• The request: Every line with the word "points" in it should be extracted from the data that follows.

• Record extracts:
****************************************
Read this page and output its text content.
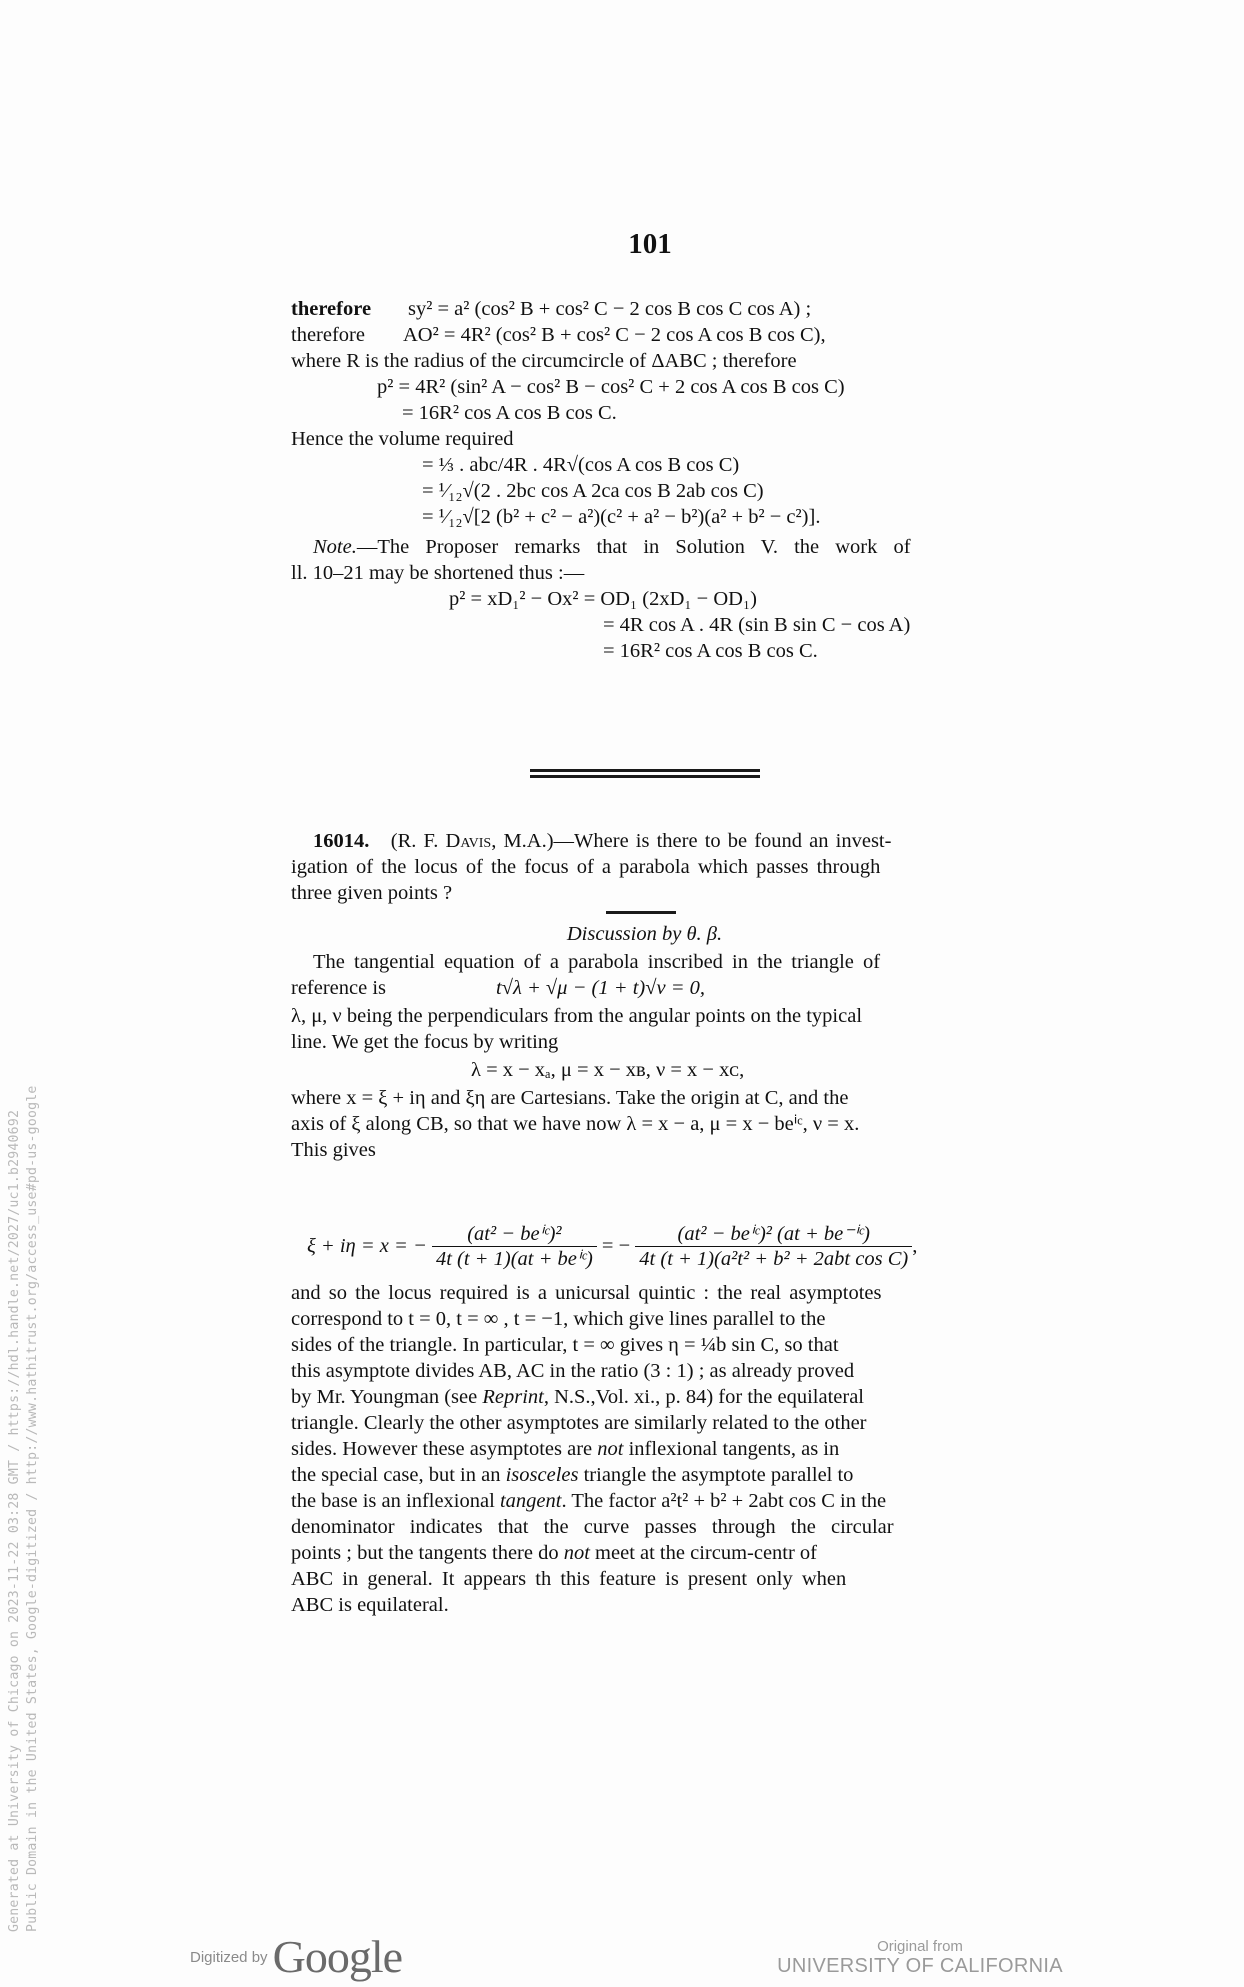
Generated at University of Chicago on 2023-11-22 03:28 GMT / https://hdl.handle.net/2027/uc1.b2940692 Public Domain in the United States, Google-digitized / http://www.hathitrust.org/access_use#pd-us-google
101
therefore sy² = a² (cos² B + cos² C − 2 cos B cos C cos A) ;
therefore AO² = 4R² (cos² B + cos² C − 2 cos A cos B cos C),
where R is the radius of the circumcircle of ΔABC ; therefore
p² = 4R² (sin² A − cos² B − cos² C + 2 cos A cos B cos C)
= 16R² cos A cos B cos C.
Hence the volume required
= ⅓ . abc/4R . 4R√(cos A cos B cos C)
= ¹⁄₁₂√(2 . 2bc cos A 2ca cos B 2ab cos C)
= ¹⁄₁₂√[2 (b² + c² − a²)(c² + a² − b²)(a² + b² − c²)].
Note.—The Proposer remarks that in Solution V. the work of
ll. 10–21 may be shortened thus :—
p² = xD₁² − Ox² = OD₁ (2xD₁ − OD₁)
= 4R cos A . 4R (sin B sin C − cos A)
= 16R² cos A cos B cos C.
16014. (R. F. Davis, M.A.)—Where is there to be found an invest-
igation of the locus of the focus of a parabola which passes through
three given points ?
Discussion by θ. β.
The tangential equation of a parabola inscribed in the triangle of
reference is	t√λ + √μ − (1 + t)√ν = 0,
λ, μ, ν being the perpendiculars from the angular points on the typical
line. We get the focus by writing
λ = x − xₐ, μ = x − xʙ, ν = x − xᴄ,
where x = ξ + iη and ξη are Cartesians. Take the origin at C, and the
axis of ξ along CB, so that we have now λ = x − a, μ = x − beⁱᶜ, ν = x.
This gives
ξ + iη = x = − $\frac{\text{(at² − beⁱᶜ)²}}{\text{4t (t + 1)(at + beⁱᶜ)}}$ = − $\frac{\text{(at² − beⁱᶜ)² (at + be⁻ⁱᶜ)}}{\text{4t (t + 1)(a²t² + b² + 2abt cos C)}}$ ,
and so the locus required is a unicursal quintic : the real asymptotes
correspond to t = 0, t = ∞ , t = −1, which give lines parallel to the
sides of the triangle. In particular, t = ∞ gives η = ¼b sin C, so that
this asymptote divides AB, AC in the ratio (3 : 1) ; as already proved
by Mr. Youngman (see Reprint, N.S.,Vol. xi., p. 84) for the equilateral
triangle. Clearly the other asymptotes are similarly related to the other
sides. However these asymptotes are not inflexional tangents, as in
the special case, but in an isosceles triangle the asymptote parallel to
the base is an inflexional tangent. The factor a²t² + b² + 2abt cos C in the
denominator indicates that the curve passes through the circular
points ; but the tangents there do not meet at the circum-centr of
ABC in general. It appears th this feature is present only when
ABC is equilateral.
Digitized by Google	Original from
UNIVERSITY OF CALIFORNIA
****************************************
• The solution:
three given points ?
λ, μ, ν being the perpendiculars from the angular points on the typical
points ; but the tangents there do not meet at the circum-centr of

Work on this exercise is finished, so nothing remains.